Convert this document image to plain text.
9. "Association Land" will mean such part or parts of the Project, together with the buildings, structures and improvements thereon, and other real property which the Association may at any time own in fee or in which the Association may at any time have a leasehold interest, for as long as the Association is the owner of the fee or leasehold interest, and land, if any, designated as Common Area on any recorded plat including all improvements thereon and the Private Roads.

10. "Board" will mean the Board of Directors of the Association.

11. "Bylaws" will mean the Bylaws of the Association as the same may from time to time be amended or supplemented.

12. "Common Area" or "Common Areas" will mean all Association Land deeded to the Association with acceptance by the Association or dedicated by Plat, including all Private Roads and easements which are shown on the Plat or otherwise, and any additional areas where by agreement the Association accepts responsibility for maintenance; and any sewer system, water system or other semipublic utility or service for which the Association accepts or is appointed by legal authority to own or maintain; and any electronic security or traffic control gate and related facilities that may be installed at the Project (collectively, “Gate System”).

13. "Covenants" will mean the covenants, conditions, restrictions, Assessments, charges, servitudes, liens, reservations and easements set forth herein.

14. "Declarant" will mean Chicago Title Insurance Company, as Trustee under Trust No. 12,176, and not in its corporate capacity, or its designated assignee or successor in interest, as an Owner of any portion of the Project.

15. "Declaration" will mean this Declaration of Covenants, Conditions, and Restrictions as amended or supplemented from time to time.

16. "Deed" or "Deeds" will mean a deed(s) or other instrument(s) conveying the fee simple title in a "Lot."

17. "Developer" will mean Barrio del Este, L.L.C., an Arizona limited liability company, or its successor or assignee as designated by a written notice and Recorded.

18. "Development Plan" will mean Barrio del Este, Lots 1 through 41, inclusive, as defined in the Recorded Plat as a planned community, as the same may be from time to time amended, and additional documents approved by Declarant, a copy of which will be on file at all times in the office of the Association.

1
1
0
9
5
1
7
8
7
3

# # #

Only the number is needed here: how many lines of the records contain "Project"?

3